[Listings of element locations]
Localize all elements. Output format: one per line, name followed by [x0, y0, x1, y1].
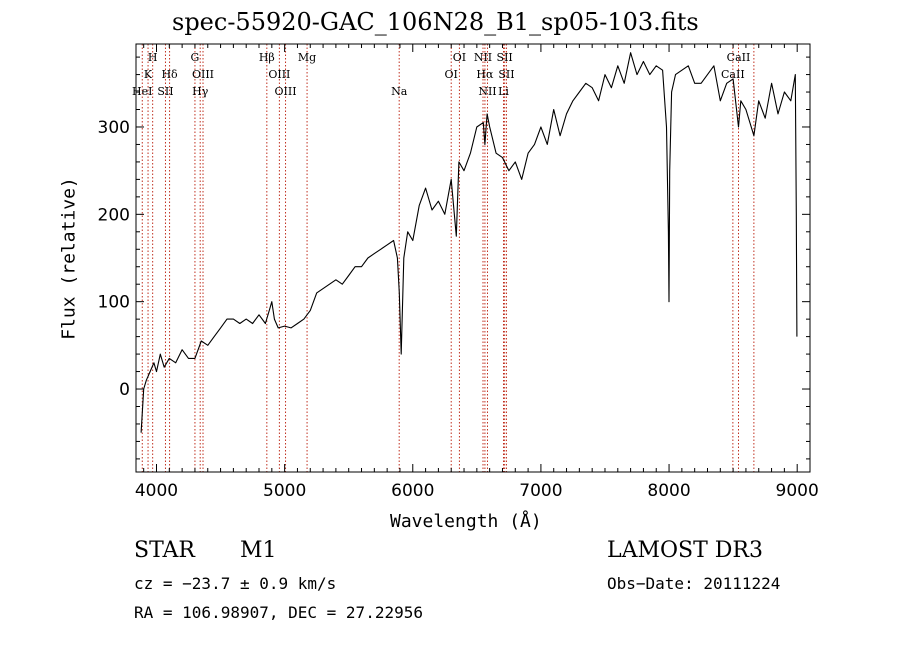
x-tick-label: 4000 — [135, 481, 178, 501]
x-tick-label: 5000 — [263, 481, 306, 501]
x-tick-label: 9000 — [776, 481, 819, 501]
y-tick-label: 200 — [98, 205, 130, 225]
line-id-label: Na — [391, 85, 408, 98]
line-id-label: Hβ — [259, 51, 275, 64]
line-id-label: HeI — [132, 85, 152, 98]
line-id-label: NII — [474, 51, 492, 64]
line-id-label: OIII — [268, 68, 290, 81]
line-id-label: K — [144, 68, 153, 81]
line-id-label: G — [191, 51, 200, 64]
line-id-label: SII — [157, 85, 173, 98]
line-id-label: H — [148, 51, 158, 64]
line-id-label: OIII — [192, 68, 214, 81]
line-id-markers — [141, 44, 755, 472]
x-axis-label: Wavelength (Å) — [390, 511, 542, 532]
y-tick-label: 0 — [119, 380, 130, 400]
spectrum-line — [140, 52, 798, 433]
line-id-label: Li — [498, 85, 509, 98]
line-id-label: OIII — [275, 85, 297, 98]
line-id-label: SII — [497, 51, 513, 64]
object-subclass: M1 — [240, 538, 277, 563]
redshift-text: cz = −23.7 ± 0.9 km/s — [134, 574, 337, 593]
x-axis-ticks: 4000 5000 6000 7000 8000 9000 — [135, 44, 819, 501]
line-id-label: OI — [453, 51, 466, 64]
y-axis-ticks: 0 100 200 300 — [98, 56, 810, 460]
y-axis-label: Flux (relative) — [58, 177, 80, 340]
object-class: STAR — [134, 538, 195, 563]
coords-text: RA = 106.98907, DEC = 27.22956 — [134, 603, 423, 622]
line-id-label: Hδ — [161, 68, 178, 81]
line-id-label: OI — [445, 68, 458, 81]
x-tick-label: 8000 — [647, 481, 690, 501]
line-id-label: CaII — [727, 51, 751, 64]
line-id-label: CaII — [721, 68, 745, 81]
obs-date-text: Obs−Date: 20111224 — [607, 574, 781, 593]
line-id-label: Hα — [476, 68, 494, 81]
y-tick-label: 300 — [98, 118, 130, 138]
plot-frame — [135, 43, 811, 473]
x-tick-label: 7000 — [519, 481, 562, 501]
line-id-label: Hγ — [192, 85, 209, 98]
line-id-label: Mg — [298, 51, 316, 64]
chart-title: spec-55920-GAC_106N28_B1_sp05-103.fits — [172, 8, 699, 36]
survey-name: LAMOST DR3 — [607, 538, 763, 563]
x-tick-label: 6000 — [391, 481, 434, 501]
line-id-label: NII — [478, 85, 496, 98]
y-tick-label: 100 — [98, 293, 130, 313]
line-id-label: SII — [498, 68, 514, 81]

» Directions for this task: Collect every line in the items above that contains the string 'ticks', and copy each such line in full.

» Correct result:
x-axis-ticks: 4000 5000 6000 7000 8000 9000 — [135, 44, 819, 501]
y-axis-ticks: 0 100 200 300 — [98, 56, 810, 460]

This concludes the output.